GIVEN ENTRIES
----

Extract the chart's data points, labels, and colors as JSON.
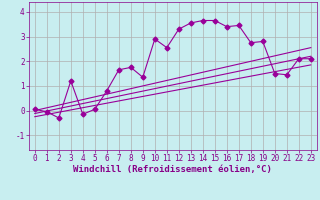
{
  "title": "",
  "xlabel": "Windchill (Refroidissement éolien,°C)",
  "ylabel": "",
  "bg_color": "#c8eef0",
  "line_color": "#990099",
  "grid_color": "#b0b0b0",
  "xlim": [
    -0.5,
    23.5
  ],
  "ylim": [
    -1.6,
    4.4
  ],
  "yticks": [
    -1,
    0,
    1,
    2,
    3,
    4
  ],
  "xticks": [
    0,
    1,
    2,
    3,
    4,
    5,
    6,
    7,
    8,
    9,
    10,
    11,
    12,
    13,
    14,
    15,
    16,
    17,
    18,
    19,
    20,
    21,
    22,
    23
  ],
  "data_x": [
    0,
    1,
    2,
    3,
    4,
    5,
    6,
    7,
    8,
    9,
    10,
    11,
    12,
    13,
    14,
    15,
    16,
    17,
    18,
    19,
    20,
    21,
    22,
    23
  ],
  "data_y": [
    0.05,
    -0.05,
    -0.3,
    1.2,
    -0.15,
    0.05,
    0.8,
    1.65,
    1.75,
    1.35,
    2.9,
    2.55,
    3.3,
    3.55,
    3.65,
    3.65,
    3.4,
    3.45,
    2.75,
    2.8,
    1.5,
    1.45,
    2.1,
    2.1
  ],
  "trend1_x": [
    0,
    23
  ],
  "trend1_y": [
    -0.25,
    1.85
  ],
  "trend2_x": [
    0,
    23
  ],
  "trend2_y": [
    0.0,
    2.55
  ],
  "trend3_x": [
    0,
    23
  ],
  "trend3_y": [
    -0.12,
    2.2
  ],
  "marker": "D",
  "markersize": 2.5,
  "linewidth": 0.8,
  "xlabel_fontsize": 6.5,
  "tick_fontsize": 5.5
}
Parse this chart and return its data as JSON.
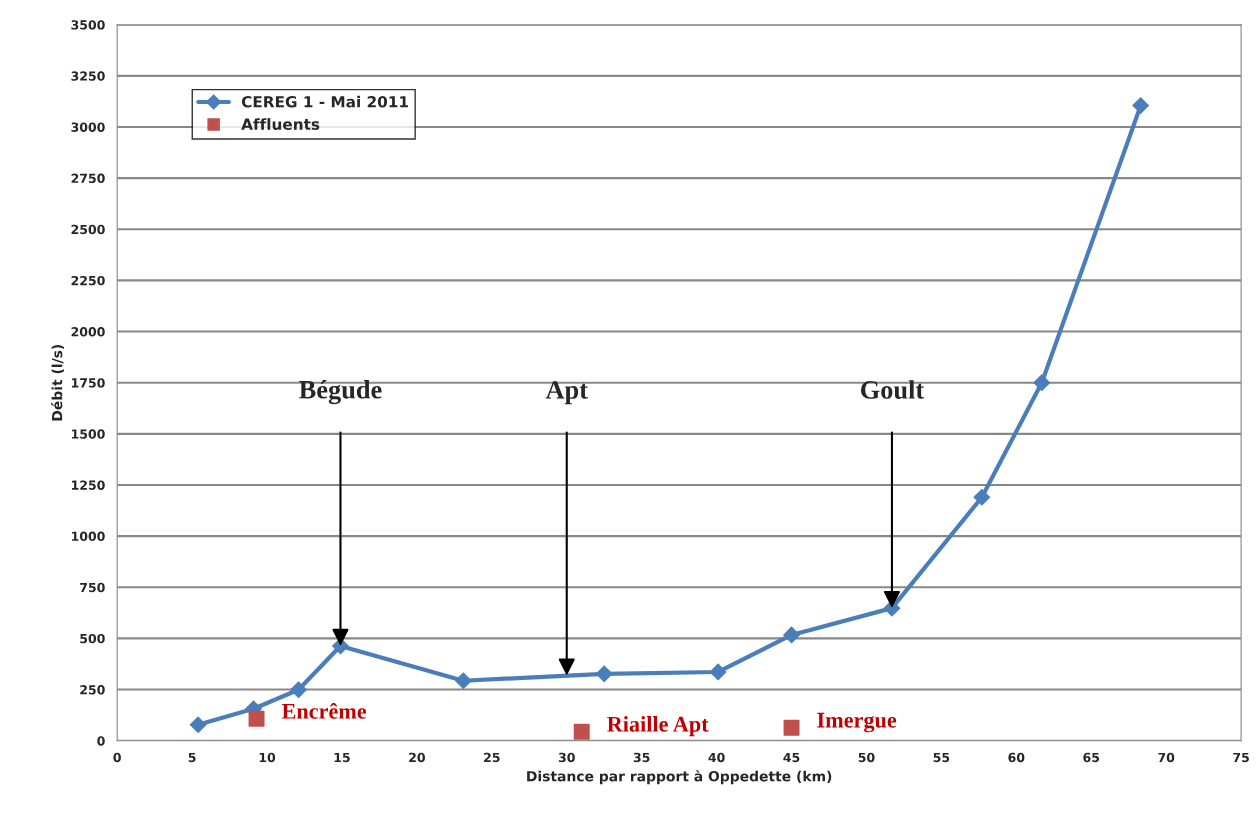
{
  "chart_data": {
    "type": "line",
    "xlabel": "Distance par rapport à Oppedette (km)",
    "ylabel": "Débit (l/s)",
    "series": [
      {
        "name": "CEREG 1 - Mai 2011",
        "color": "#4a7ebb",
        "marker": "diamond",
        "x": [
          5.4,
          9.1,
          12.1,
          14.9,
          23.1,
          32.5,
          40.1,
          45.0,
          51.7,
          57.7,
          61.7,
          68.3
        ],
        "values": [
          78,
          156,
          249,
          463,
          293,
          327,
          336,
          517,
          648,
          1190,
          1750,
          3105
        ]
      },
      {
        "name": "Affluents",
        "type": "scatter",
        "color": "#c0504d",
        "marker": "square",
        "x": [
          9.3,
          31.0,
          45.0
        ],
        "values": [
          107,
          44,
          63
        ],
        "value_labels": [
          "Encrême",
          "Riaille Apt",
          "Imergue"
        ]
      }
    ],
    "annotations": [
      {
        "text": "Bégude",
        "x": 14.9,
        "y": 463
      },
      {
        "text": "Apt",
        "x": 30.0,
        "y": 318
      },
      {
        "text": "Goult",
        "x": 51.7,
        "y": 648
      }
    ],
    "xlim": [
      0,
      75
    ],
    "xticks": [
      0,
      5,
      10,
      15,
      20,
      25,
      30,
      35,
      40,
      45,
      50,
      55,
      60,
      65,
      70,
      75
    ],
    "ylim": [
      0,
      3500
    ],
    "yticks": [
      0,
      250,
      500,
      750,
      1000,
      1250,
      1500,
      1750,
      2000,
      2250,
      2500,
      2750,
      3000,
      3250,
      3500
    ],
    "grid": "y",
    "legend": "top left"
  }
}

----

PROBLEM STATEMENT
Copy everything in the records above except the pictures, exactly as written.

RESPONSE TO THIS EXERCISE
Extract the chart's data points, labels, and colors as JSON.
{
  "title": "",
  "xlabel": "Windchill (Refroidissement éolien,°C)",
  "ylabel": "",
  "bg_color": "#c8eef0",
  "line_color": "#990099",
  "grid_color": "#b0b0b0",
  "xlim": [
    -0.5,
    23.5
  ],
  "ylim": [
    -1.6,
    4.4
  ],
  "yticks": [
    -1,
    0,
    1,
    2,
    3,
    4
  ],
  "xticks": [
    0,
    1,
    2,
    3,
    4,
    5,
    6,
    7,
    8,
    9,
    10,
    11,
    12,
    13,
    14,
    15,
    16,
    17,
    18,
    19,
    20,
    21,
    22,
    23
  ],
  "data_x": [
    0,
    1,
    2,
    3,
    4,
    5,
    6,
    7,
    8,
    9,
    10,
    11,
    12,
    13,
    14,
    15,
    16,
    17,
    18,
    19,
    20,
    21,
    22,
    23
  ],
  "data_y": [
    0.05,
    -0.05,
    -0.3,
    1.2,
    -0.15,
    0.05,
    0.8,
    1.65,
    1.75,
    1.35,
    2.9,
    2.55,
    3.3,
    3.55,
    3.65,
    3.65,
    3.4,
    3.45,
    2.75,
    2.8,
    1.5,
    1.45,
    2.1,
    2.1
  ],
  "trend1_x": [
    0,
    23
  ],
  "trend1_y": [
    -0.25,
    1.85
  ],
  "trend2_x": [
    0,
    23
  ],
  "trend2_y": [
    0.0,
    2.55
  ],
  "trend3_x": [
    0,
    23
  ],
  "trend3_y": [
    -0.12,
    2.2
  ],
  "marker": "D",
  "markersize": 2.5,
  "linewidth": 0.8,
  "xlabel_fontsize": 6.5,
  "tick_fontsize": 5.5
}
Parse this chart and return its data as JSON.
{
  "chart_data": {
    "type": "line",
    "xlabel": "Distance par rapport à Oppedette (km)",
    "ylabel": "Débit (l/s)",
    "series": [
      {
        "name": "CEREG 1 - Mai 2011",
        "color": "#4a7ebb",
        "marker": "diamond",
        "x": [
          5.4,
          9.1,
          12.1,
          14.9,
          23.1,
          32.5,
          40.1,
          45.0,
          51.7,
          57.7,
          61.7,
          68.3
        ],
        "values": [
          78,
          156,
          249,
          463,
          293,
          327,
          336,
          517,
          648,
          1190,
          1750,
          3105
        ]
      },
      {
        "name": "Affluents",
        "type": "scatter",
        "color": "#c0504d",
        "marker": "square",
        "x": [
          9.3,
          31.0,
          45.0
        ],
        "values": [
          107,
          44,
          63
        ],
        "value_labels": [
          "Encrême",
          "Riaille Apt",
          "Imergue"
        ]
      }
    ],
    "annotations": [
      {
        "text": "Bégude",
        "x": 14.9,
        "y": 463
      },
      {
        "text": "Apt",
        "x": 30.0,
        "y": 318
      },
      {
        "text": "Goult",
        "x": 51.7,
        "y": 648
      }
    ],
    "xlim": [
      0,
      75
    ],
    "xticks": [
      0,
      5,
      10,
      15,
      20,
      25,
      30,
      35,
      40,
      45,
      50,
      55,
      60,
      65,
      70,
      75
    ],
    "ylim": [
      0,
      3500
    ],
    "yticks": [
      0,
      250,
      500,
      750,
      1000,
      1250,
      1500,
      1750,
      2000,
      2250,
      2500,
      2750,
      3000,
      3250,
      3500
    ],
    "grid": "y",
    "legend": "top left"
  }
}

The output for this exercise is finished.